**What you are asked to do**. All of the records below must be output exactly, with no pictures carried over.
****
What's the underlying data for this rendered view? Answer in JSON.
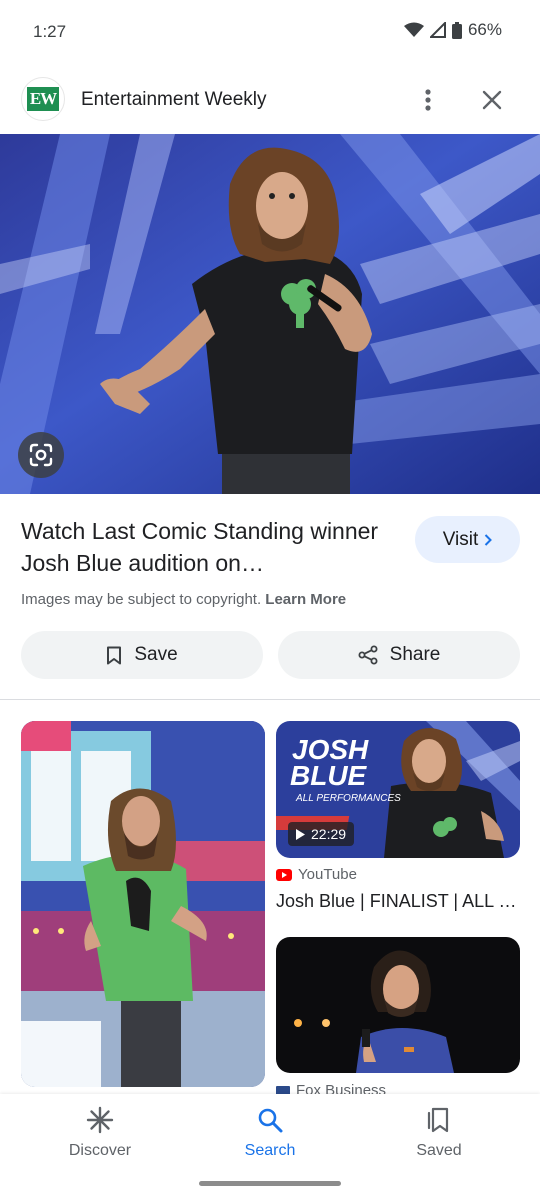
{
  "status_bar": {
    "time": "1:27",
    "battery": "66%"
  },
  "source": {
    "logo_text": "EW",
    "name": "Entertainment Weekly"
  },
  "result": {
    "title": "Watch Last Comic Standing winner Josh Blue audition on…",
    "visit_label": "Visit",
    "copyright_text": "Images may be subject to copyright.",
    "learn_more_label": "Learn More",
    "save_label": "Save",
    "share_label": "Share"
  },
  "related": [
    {
      "overlay_text": ""
    },
    {
      "overlay_line1": "JOSH",
      "overlay_line2": "BLUE",
      "overlay_line3": "ALL PERFORMANCES",
      "duration": "22:29",
      "source": "YouTube",
      "title": "Josh Blue | FINALIST | ALL …"
    },
    {
      "source": "Fox Business"
    }
  ],
  "nav": {
    "discover_label": "Discover",
    "search_label": "Search",
    "saved_label": "Saved",
    "active": "Search"
  },
  "colors": {
    "accent": "#1a73e8",
    "ew_green": "#1f8f52",
    "youtube_red": "#ff0000"
  }
}
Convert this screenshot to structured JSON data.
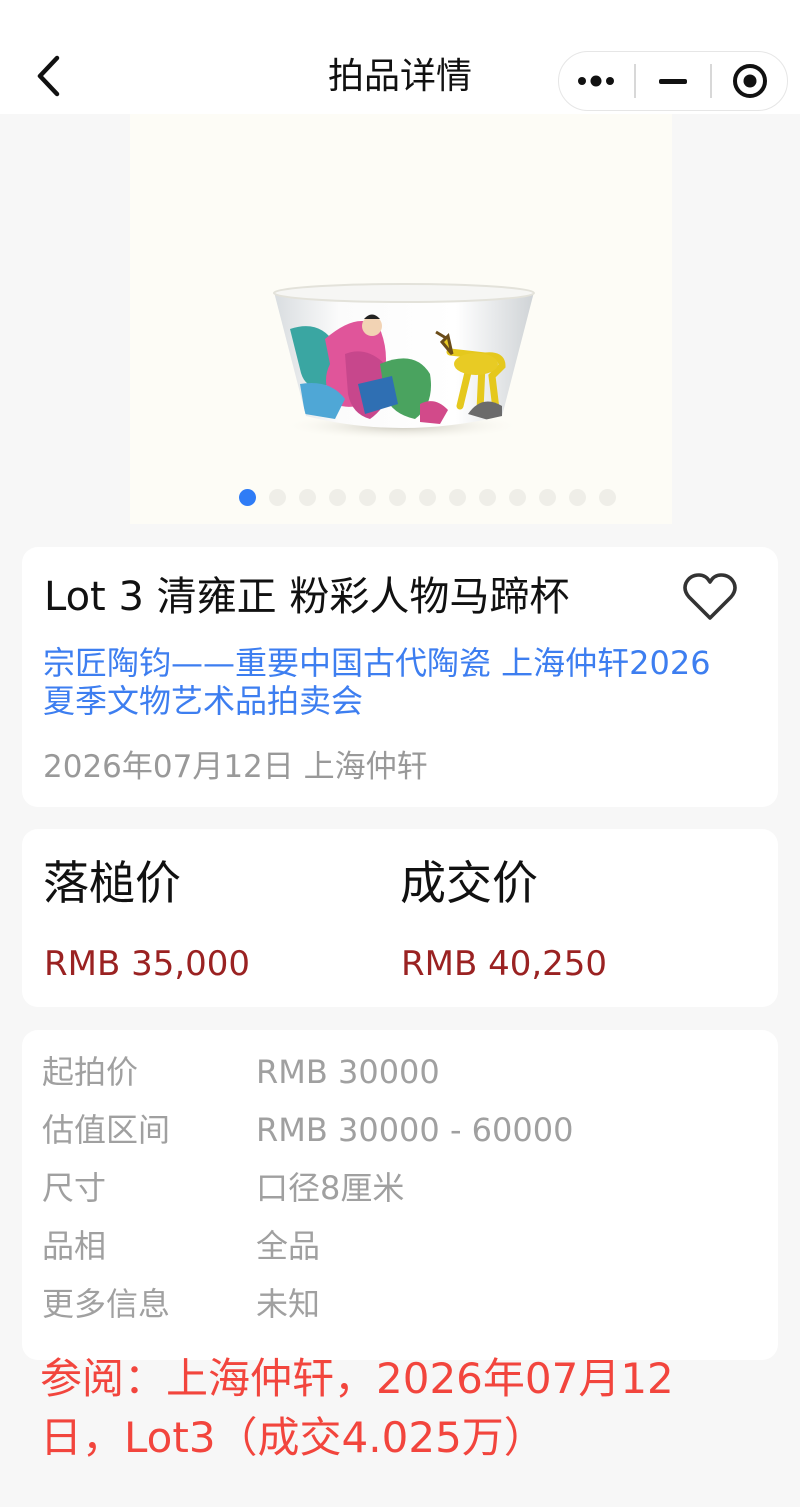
{
  "nav": {
    "title": "拍品详情",
    "back_icon": "chevron-left-icon",
    "capsule": {
      "more_icon": "more-dots-icon",
      "minimize_icon": "minimize-icon",
      "close_icon": "target-close-icon"
    }
  },
  "gallery": {
    "image_description": "famille rose porcelain cup with figure and deer",
    "slide_count": 13,
    "active_index": 0,
    "active_dot_color": "#2f7cf6"
  },
  "lot": {
    "title": "Lot 3 清雍正 粉彩人物马蹄杯",
    "favorite_icon": "heart-outline-icon",
    "auction_line1": "宗匠陶钧——重要中国古代陶瓷 上海仲轩2026",
    "auction_line2": "夏季文物艺术品拍卖会",
    "date_location": "2026年07月12日 上海仲轩"
  },
  "prices": {
    "hammer_label": "落槌价",
    "hammer_value": "RMB 35,000",
    "deal_label": "成交价",
    "deal_value": "RMB 40,250",
    "value_color": "#9a2222"
  },
  "details": [
    {
      "label": "起拍价",
      "value": "RMB 30000"
    },
    {
      "label": "估值区间",
      "value": "RMB 30000 - 60000"
    },
    {
      "label": "尺寸",
      "value": "口径8厘米"
    },
    {
      "label": "品相",
      "value": "全品"
    },
    {
      "label": "更多信息",
      "value": "未知"
    }
  ],
  "note": {
    "line1": "参阅：上海仲轩，2026年07月12",
    "line2": "日，Lot3（成交4.025万）",
    "color": "#f2453d"
  }
}
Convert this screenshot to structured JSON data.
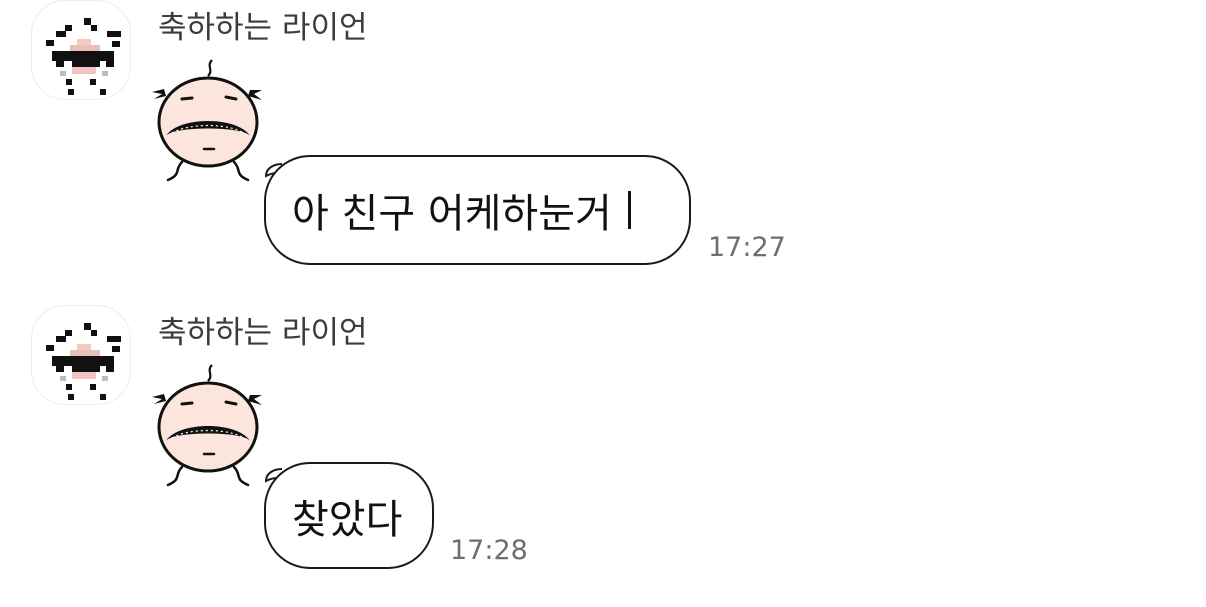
{
  "messages": [
    {
      "sender": "축하하는 라이언",
      "text": "아 친구 어케하눈거",
      "time": "17:27",
      "sticker": "frowning-character-sticker",
      "avatar": "pixel-lion-avatar"
    },
    {
      "sender": "축하하는 라이언",
      "text": "찾았다",
      "time": "17:28",
      "sticker": "frowning-character-sticker",
      "avatar": "pixel-lion-avatar"
    }
  ],
  "colors": {
    "background": "#ffffff",
    "bubble_border": "#1a1a1a",
    "sender_text": "#3c3c3c",
    "timestamp_text": "#6e6e6e"
  }
}
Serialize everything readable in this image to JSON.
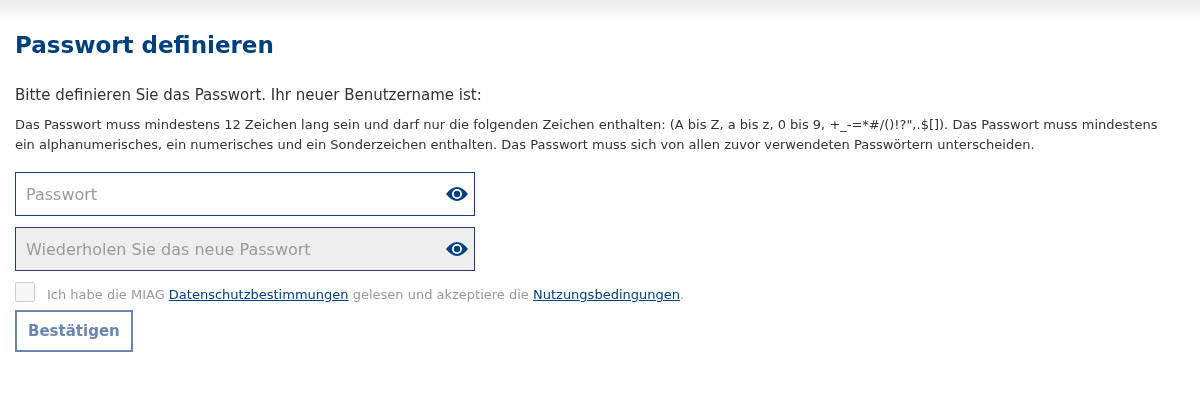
{
  "title": "Passwort definieren",
  "intro": "Bitte definieren Sie das Passwort. Ihr neuer Benutzername ist:",
  "rules": "Das Passwort muss mindestens 12 Zeichen lang sein und darf nur die folgenden Zeichen enthalten: (A bis Z, a bis z, 0 bis 9, +_-=*#/()!?\",.$[]). Das Passwort muss mindestens ein alphanumerisches, ein numerisches und ein Sonderzeichen enthalten. Das Passwort muss sich von allen zuvor verwendeten Passwörtern unterscheiden.",
  "fields": [
    {
      "placeholder": "Passwort",
      "disabled": false
    },
    {
      "placeholder": "Wiederholen Sie das neue Passwort",
      "disabled": true
    }
  ],
  "consent": {
    "checked": false,
    "parts": [
      {
        "kind": "text",
        "text": "Ich habe die MIAG "
      },
      {
        "kind": "link",
        "text": "Datenschutzbestimmungen"
      },
      {
        "kind": "text",
        "text": " gelesen und akzeptiere die "
      },
      {
        "kind": "link",
        "text": "Nutzungsbedingungen"
      },
      {
        "kind": "text",
        "text": "."
      }
    ]
  },
  "submit": {
    "label": "Bestätigen",
    "disabled": true
  }
}
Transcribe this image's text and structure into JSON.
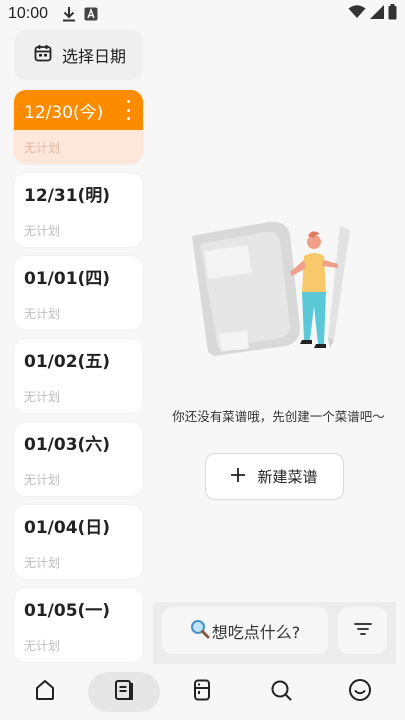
{
  "status_bar": {
    "time": "10:00",
    "icons": [
      "download-icon",
      "a-notification-icon",
      "wifi-icon",
      "signal-icon",
      "battery-icon"
    ]
  },
  "date_select": {
    "label": "选择日期",
    "icon": "calendar-icon"
  },
  "dates": [
    {
      "date": "12/30(今)",
      "plan": "无计划",
      "active": true
    },
    {
      "date": "12/31(明)",
      "plan": "无计划",
      "active": false
    },
    {
      "date": "01/01(四)",
      "plan": "无计划",
      "active": false
    },
    {
      "date": "01/02(五)",
      "plan": "无计划",
      "active": false
    },
    {
      "date": "01/03(六)",
      "plan": "无计划",
      "active": false
    },
    {
      "date": "01/04(日)",
      "plan": "无计划",
      "active": false
    },
    {
      "date": "01/05(一)",
      "plan": "无计划",
      "active": false
    }
  ],
  "empty_state": {
    "message": "你还没有菜谱哦，先创建一个菜谱吧～",
    "new_button": "新建菜谱"
  },
  "search": {
    "label": "想吃点什么?"
  },
  "nav": [
    "home-icon",
    "recipe-book-icon",
    "fridge-icon",
    "search-icon",
    "smile-icon"
  ],
  "colors": {
    "accent": "#fb8c00",
    "accent_light": "#fde7db",
    "illustration_person_shirt": "#f7c96b",
    "illustration_person_pants": "#5bc8d8"
  }
}
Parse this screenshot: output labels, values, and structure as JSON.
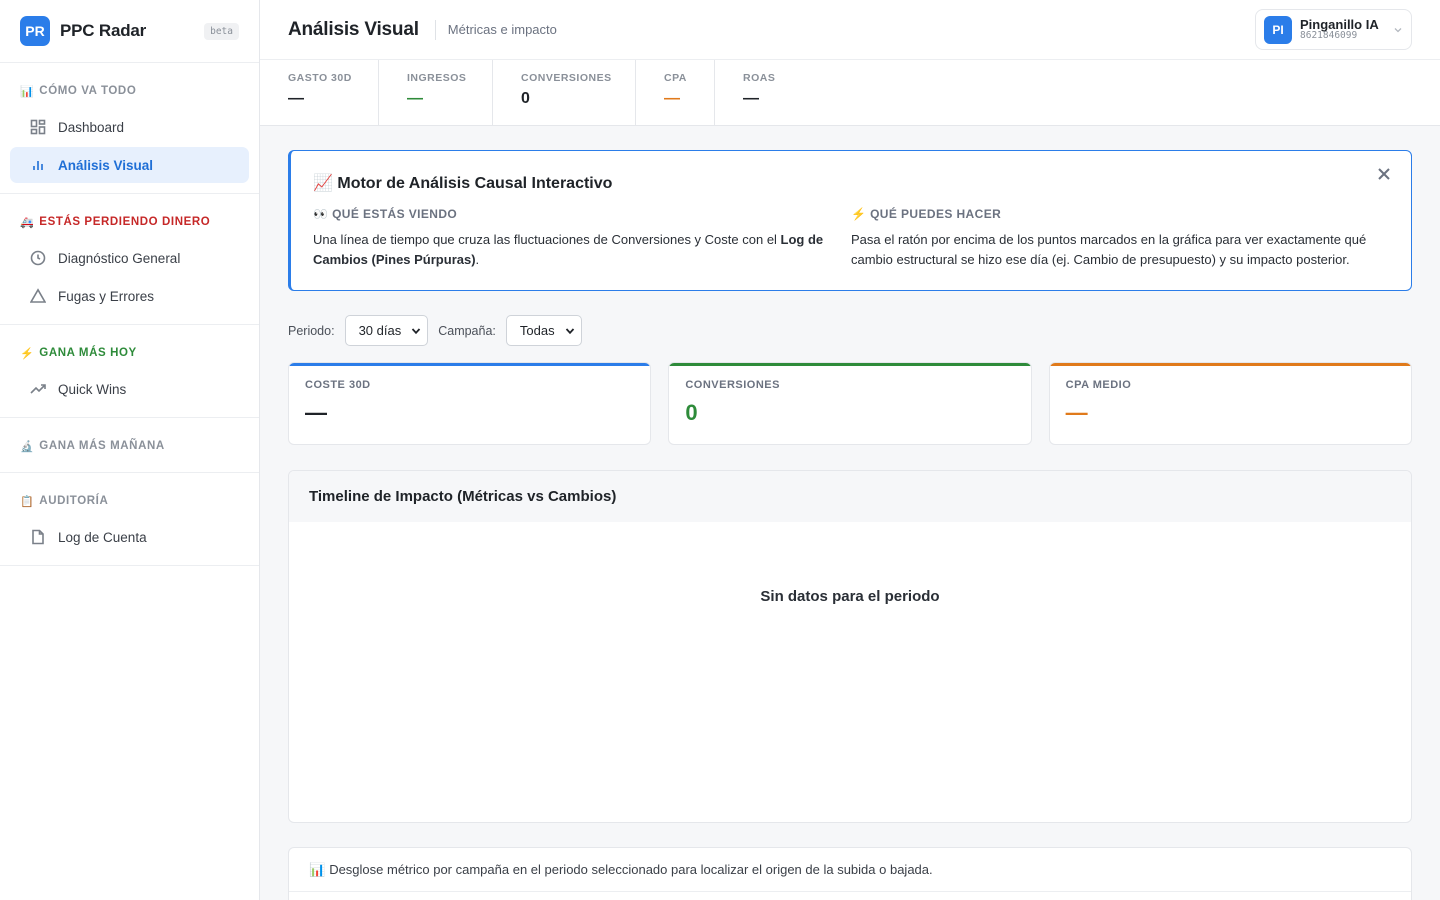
****
**Complete answer**.
What's the underlying data for this rendered view? Answer in JSON.
{
  "status_bar": {
    "time": "1:27",
    "battery": "66%"
  },
  "source": {
    "logo_text": "EW",
    "name": "Entertainment Weekly"
  },
  "result": {
    "title": "Watch Last Comic Standing winner Josh Blue audition on…",
    "visit_label": "Visit",
    "copyright_text": "Images may be subject to copyright.",
    "learn_more_label": "Learn More",
    "save_label": "Save",
    "share_label": "Share"
  },
  "related": [
    {
      "overlay_text": ""
    },
    {
      "overlay_line1": "JOSH",
      "overlay_line2": "BLUE",
      "overlay_line3": "ALL PERFORMANCES",
      "duration": "22:29",
      "source": "YouTube",
      "title": "Josh Blue | FINALIST | ALL …"
    },
    {
      "source": "Fox Business"
    }
  ],
  "nav": {
    "discover_label": "Discover",
    "search_label": "Search",
    "saved_label": "Saved",
    "active": "Search"
  },
  "colors": {
    "accent": "#1a73e8",
    "ew_green": "#1f8f52",
    "youtube_red": "#ff0000"
  }
}
Convert this screenshot to structured JSON data.
{
  "nav": {
    "title": "拍品详情",
    "back_icon": "chevron-left-icon",
    "capsule": {
      "more_icon": "more-dots-icon",
      "minimize_icon": "minimize-icon",
      "close_icon": "target-close-icon"
    }
  },
  "gallery": {
    "image_description": "famille rose porcelain cup with figure and deer",
    "slide_count": 13,
    "active_index": 0,
    "active_dot_color": "#2f7cf6"
  },
  "lot": {
    "title": "Lot 3 清雍正 粉彩人物马蹄杯",
    "favorite_icon": "heart-outline-icon",
    "auction_line1": "宗匠陶钧——重要中国古代陶瓷 上海仲轩2026",
    "auction_line2": "夏季文物艺术品拍卖会",
    "date_location": "2026年07月12日 上海仲轩"
  },
  "prices": {
    "hammer_label": "落槌价",
    "hammer_value": "RMB 35,000",
    "deal_label": "成交价",
    "deal_value": "RMB 40,250",
    "value_color": "#9a2222"
  },
  "details": [
    {
      "label": "起拍价",
      "value": "RMB 30000"
    },
    {
      "label": "估值区间",
      "value": "RMB 30000 - 60000"
    },
    {
      "label": "尺寸",
      "value": "口径8厘米"
    },
    {
      "label": "品相",
      "value": "全品"
    },
    {
      "label": "更多信息",
      "value": "未知"
    }
  ],
  "note": {
    "line1": "参阅：上海仲轩，2026年07月12",
    "line2": "日，Lot3（成交4.025万）",
    "color": "#f2453d"
  }
}
Convert this screenshot to structured JSON data.
{
  "messages": [
    {
      "sender": "축하하는 라이언",
      "text": "아 친구 어케하눈거",
      "time": "17:27",
      "sticker": "frowning-character-sticker",
      "avatar": "pixel-lion-avatar"
    },
    {
      "sender": "축하하는 라이언",
      "text": "찾았다",
      "time": "17:28",
      "sticker": "frowning-character-sticker",
      "avatar": "pixel-lion-avatar"
    }
  ],
  "colors": {
    "background": "#ffffff",
    "bubble_border": "#1a1a1a",
    "sender_text": "#3c3c3c",
    "timestamp_text": "#6e6e6e"
  }
}
Serialize everything readable in this image to JSON.
{
  "title": "Passwort definieren",
  "intro": "Bitte definieren Sie das Passwort. Ihr neuer Benutzername ist:",
  "rules": "Das Passwort muss mindestens 12 Zeichen lang sein und darf nur die folgenden Zeichen enthalten: (A bis Z, a bis z, 0 bis 9, +_-=*#/()!?\",.$[]). Das Passwort muss mindestens ein alphanumerisches, ein numerisches und ein Sonderzeichen enthalten. Das Passwort muss sich von allen zuvor verwendeten Passwörtern unterscheiden.",
  "fields": [
    {
      "placeholder": "Passwort",
      "disabled": false
    },
    {
      "placeholder": "Wiederholen Sie das neue Passwort",
      "disabled": true
    }
  ],
  "consent": {
    "checked": false,
    "parts": [
      {
        "kind": "text",
        "text": "Ich habe die MIAG "
      },
      {
        "kind": "link",
        "text": "Datenschutzbestimmungen"
      },
      {
        "kind": "text",
        "text": " gelesen und akzeptiere die "
      },
      {
        "kind": "link",
        "text": "Nutzungsbedingungen"
      },
      {
        "kind": "text",
        "text": "."
      }
    ]
  },
  "submit": {
    "label": "Bestätigen",
    "disabled": true
  }
}
Transcribe this image's text and structure into JSON.
{
  "status_bar": {
    "time": "10:00",
    "icons": [
      "download-icon",
      "a-notification-icon",
      "wifi-icon",
      "signal-icon",
      "battery-icon"
    ]
  },
  "date_select": {
    "label": "选择日期",
    "icon": "calendar-icon"
  },
  "dates": [
    {
      "date": "12/30(今)",
      "plan": "无计划",
      "active": true
    },
    {
      "date": "12/31(明)",
      "plan": "无计划",
      "active": false
    },
    {
      "date": "01/01(四)",
      "plan": "无计划",
      "active": false
    },
    {
      "date": "01/02(五)",
      "plan": "无计划",
      "active": false
    },
    {
      "date": "01/03(六)",
      "plan": "无计划",
      "active": false
    },
    {
      "date": "01/04(日)",
      "plan": "无计划",
      "active": false
    },
    {
      "date": "01/05(一)",
      "plan": "无计划",
      "active": false
    }
  ],
  "empty_state": {
    "message": "你还没有菜谱哦，先创建一个菜谱吧～",
    "new_button": "新建菜谱"
  },
  "search": {
    "label": "想吃点什么?"
  },
  "nav": [
    "home-icon",
    "recipe-book-icon",
    "fridge-icon",
    "search-icon",
    "smile-icon"
  ],
  "colors": {
    "accent": "#fb8c00",
    "accent_light": "#fde7db",
    "illustration_person_shirt": "#f7c96b",
    "illustration_person_pants": "#5bc8d8"
  }
}
Parse this screenshot: output labels, values, and structure as JSON.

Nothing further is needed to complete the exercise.